#### MATERIALS PROVIDED
>> BEGIN
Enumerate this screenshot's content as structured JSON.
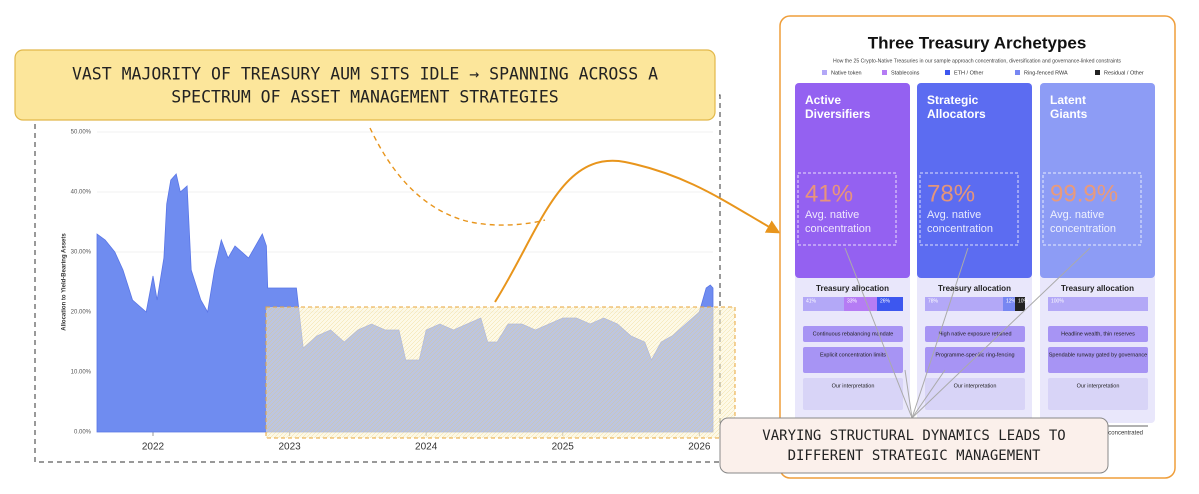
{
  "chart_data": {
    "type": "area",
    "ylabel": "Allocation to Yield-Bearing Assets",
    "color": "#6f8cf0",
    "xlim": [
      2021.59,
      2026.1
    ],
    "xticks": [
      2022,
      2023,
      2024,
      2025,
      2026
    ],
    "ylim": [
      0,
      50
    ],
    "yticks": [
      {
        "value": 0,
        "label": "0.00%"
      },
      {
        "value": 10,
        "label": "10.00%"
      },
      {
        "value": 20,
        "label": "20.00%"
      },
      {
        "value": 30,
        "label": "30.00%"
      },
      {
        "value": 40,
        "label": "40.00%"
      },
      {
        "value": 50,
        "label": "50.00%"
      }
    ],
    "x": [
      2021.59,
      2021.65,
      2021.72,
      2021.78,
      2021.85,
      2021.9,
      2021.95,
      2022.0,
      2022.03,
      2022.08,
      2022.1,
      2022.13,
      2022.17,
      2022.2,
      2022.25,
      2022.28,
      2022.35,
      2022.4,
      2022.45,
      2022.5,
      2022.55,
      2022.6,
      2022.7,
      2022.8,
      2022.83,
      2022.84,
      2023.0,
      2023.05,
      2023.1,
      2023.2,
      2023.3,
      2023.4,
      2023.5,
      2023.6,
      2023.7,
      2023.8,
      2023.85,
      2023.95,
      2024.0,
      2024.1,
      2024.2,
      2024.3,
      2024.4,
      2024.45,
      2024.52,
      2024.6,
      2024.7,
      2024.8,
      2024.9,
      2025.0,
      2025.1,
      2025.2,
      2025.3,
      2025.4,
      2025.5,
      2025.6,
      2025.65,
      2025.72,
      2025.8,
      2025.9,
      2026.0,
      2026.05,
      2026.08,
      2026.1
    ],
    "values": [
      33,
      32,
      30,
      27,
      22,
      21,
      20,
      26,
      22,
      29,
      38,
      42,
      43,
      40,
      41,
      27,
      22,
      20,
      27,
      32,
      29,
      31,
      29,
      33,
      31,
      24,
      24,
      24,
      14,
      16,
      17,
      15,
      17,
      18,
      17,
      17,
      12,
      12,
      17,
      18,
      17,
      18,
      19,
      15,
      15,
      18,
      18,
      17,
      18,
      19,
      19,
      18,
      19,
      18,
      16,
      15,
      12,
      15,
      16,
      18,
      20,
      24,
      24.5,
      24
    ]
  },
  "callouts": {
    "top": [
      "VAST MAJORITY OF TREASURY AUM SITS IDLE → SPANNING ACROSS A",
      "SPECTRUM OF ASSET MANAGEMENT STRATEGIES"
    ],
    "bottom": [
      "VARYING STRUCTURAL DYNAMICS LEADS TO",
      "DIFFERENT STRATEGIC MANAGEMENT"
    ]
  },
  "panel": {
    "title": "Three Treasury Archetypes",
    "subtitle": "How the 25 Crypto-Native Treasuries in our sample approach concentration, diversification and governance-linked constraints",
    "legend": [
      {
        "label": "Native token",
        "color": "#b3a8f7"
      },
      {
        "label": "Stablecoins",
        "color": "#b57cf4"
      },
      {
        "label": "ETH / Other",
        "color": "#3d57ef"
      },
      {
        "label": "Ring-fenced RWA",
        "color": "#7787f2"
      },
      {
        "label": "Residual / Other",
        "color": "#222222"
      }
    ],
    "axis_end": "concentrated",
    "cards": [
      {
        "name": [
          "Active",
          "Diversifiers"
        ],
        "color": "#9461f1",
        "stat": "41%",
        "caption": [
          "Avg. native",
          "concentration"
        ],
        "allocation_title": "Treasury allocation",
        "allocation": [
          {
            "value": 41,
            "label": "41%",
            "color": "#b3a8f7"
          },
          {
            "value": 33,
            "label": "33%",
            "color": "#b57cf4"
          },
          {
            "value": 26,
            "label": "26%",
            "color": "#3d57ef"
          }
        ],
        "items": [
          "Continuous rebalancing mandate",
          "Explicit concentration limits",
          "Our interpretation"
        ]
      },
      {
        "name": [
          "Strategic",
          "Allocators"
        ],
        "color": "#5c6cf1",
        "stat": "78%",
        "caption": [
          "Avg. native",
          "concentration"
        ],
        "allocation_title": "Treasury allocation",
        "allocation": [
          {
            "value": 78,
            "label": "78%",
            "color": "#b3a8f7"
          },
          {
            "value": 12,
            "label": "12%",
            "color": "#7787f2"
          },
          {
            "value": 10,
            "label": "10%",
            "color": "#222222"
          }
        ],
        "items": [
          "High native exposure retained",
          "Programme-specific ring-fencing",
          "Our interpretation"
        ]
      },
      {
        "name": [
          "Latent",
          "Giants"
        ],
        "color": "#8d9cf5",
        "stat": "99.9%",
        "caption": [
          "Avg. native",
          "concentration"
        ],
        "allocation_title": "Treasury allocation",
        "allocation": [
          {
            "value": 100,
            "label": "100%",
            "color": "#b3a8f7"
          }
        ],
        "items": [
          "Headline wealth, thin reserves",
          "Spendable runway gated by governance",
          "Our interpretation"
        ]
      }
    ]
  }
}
>> END
#### WHAT TO WORK ON
Transcribe all the data word for word; the images stay out.

#### FULL OUTPUT
Enumerate this screenshot's content as structured JSON.
{
  "chart_data": {
    "type": "area",
    "ylabel": "Allocation to Yield-Bearing Assets",
    "color": "#6f8cf0",
    "xlim": [
      2021.59,
      2026.1
    ],
    "xticks": [
      2022,
      2023,
      2024,
      2025,
      2026
    ],
    "ylim": [
      0,
      50
    ],
    "yticks": [
      {
        "value": 0,
        "label": "0.00%"
      },
      {
        "value": 10,
        "label": "10.00%"
      },
      {
        "value": 20,
        "label": "20.00%"
      },
      {
        "value": 30,
        "label": "30.00%"
      },
      {
        "value": 40,
        "label": "40.00%"
      },
      {
        "value": 50,
        "label": "50.00%"
      }
    ],
    "x": [
      2021.59,
      2021.65,
      2021.72,
      2021.78,
      2021.85,
      2021.9,
      2021.95,
      2022.0,
      2022.03,
      2022.08,
      2022.1,
      2022.13,
      2022.17,
      2022.2,
      2022.25,
      2022.28,
      2022.35,
      2022.4,
      2022.45,
      2022.5,
      2022.55,
      2022.6,
      2022.7,
      2022.8,
      2022.83,
      2022.84,
      2023.0,
      2023.05,
      2023.1,
      2023.2,
      2023.3,
      2023.4,
      2023.5,
      2023.6,
      2023.7,
      2023.8,
      2023.85,
      2023.95,
      2024.0,
      2024.1,
      2024.2,
      2024.3,
      2024.4,
      2024.45,
      2024.52,
      2024.6,
      2024.7,
      2024.8,
      2024.9,
      2025.0,
      2025.1,
      2025.2,
      2025.3,
      2025.4,
      2025.5,
      2025.6,
      2025.65,
      2025.72,
      2025.8,
      2025.9,
      2026.0,
      2026.05,
      2026.08,
      2026.1
    ],
    "values": [
      33,
      32,
      30,
      27,
      22,
      21,
      20,
      26,
      22,
      29,
      38,
      42,
      43,
      40,
      41,
      27,
      22,
      20,
      27,
      32,
      29,
      31,
      29,
      33,
      31,
      24,
      24,
      24,
      14,
      16,
      17,
      15,
      17,
      18,
      17,
      17,
      12,
      12,
      17,
      18,
      17,
      18,
      19,
      15,
      15,
      18,
      18,
      17,
      18,
      19,
      19,
      18,
      19,
      18,
      16,
      15,
      12,
      15,
      16,
      18,
      20,
      24,
      24.5,
      24
    ]
  },
  "callouts": {
    "top": [
      "VAST MAJORITY OF TREASURY AUM SITS IDLE → SPANNING ACROSS A",
      "SPECTRUM OF ASSET MANAGEMENT STRATEGIES"
    ],
    "bottom": [
      "VARYING STRUCTURAL DYNAMICS LEADS TO",
      "DIFFERENT STRATEGIC MANAGEMENT"
    ]
  },
  "panel": {
    "title": "Three Treasury Archetypes",
    "subtitle": "How the 25 Crypto-Native Treasuries in our sample approach concentration, diversification and governance-linked constraints",
    "legend": [
      {
        "label": "Native token",
        "color": "#b3a8f7"
      },
      {
        "label": "Stablecoins",
        "color": "#b57cf4"
      },
      {
        "label": "ETH / Other",
        "color": "#3d57ef"
      },
      {
        "label": "Ring-fenced RWA",
        "color": "#7787f2"
      },
      {
        "label": "Residual / Other",
        "color": "#222222"
      }
    ],
    "axis_end": "concentrated",
    "cards": [
      {
        "name": [
          "Active",
          "Diversifiers"
        ],
        "color": "#9461f1",
        "stat": "41%",
        "caption": [
          "Avg. native",
          "concentration"
        ],
        "allocation_title": "Treasury allocation",
        "allocation": [
          {
            "value": 41,
            "label": "41%",
            "color": "#b3a8f7"
          },
          {
            "value": 33,
            "label": "33%",
            "color": "#b57cf4"
          },
          {
            "value": 26,
            "label": "26%",
            "color": "#3d57ef"
          }
        ],
        "items": [
          "Continuous rebalancing mandate",
          "Explicit concentration limits",
          "Our interpretation"
        ]
      },
      {
        "name": [
          "Strategic",
          "Allocators"
        ],
        "color": "#5c6cf1",
        "stat": "78%",
        "caption": [
          "Avg. native",
          "concentration"
        ],
        "allocation_title": "Treasury allocation",
        "allocation": [
          {
            "value": 78,
            "label": "78%",
            "color": "#b3a8f7"
          },
          {
            "value": 12,
            "label": "12%",
            "color": "#7787f2"
          },
          {
            "value": 10,
            "label": "10%",
            "color": "#222222"
          }
        ],
        "items": [
          "High native exposure retained",
          "Programme-specific ring-fencing",
          "Our interpretation"
        ]
      },
      {
        "name": [
          "Latent",
          "Giants"
        ],
        "color": "#8d9cf5",
        "stat": "99.9%",
        "caption": [
          "Avg. native",
          "concentration"
        ],
        "allocation_title": "Treasury allocation",
        "allocation": [
          {
            "value": 100,
            "label": "100%",
            "color": "#b3a8f7"
          }
        ],
        "items": [
          "Headline wealth, thin reserves",
          "Spendable runway gated by governance",
          "Our interpretation"
        ]
      }
    ]
  }
}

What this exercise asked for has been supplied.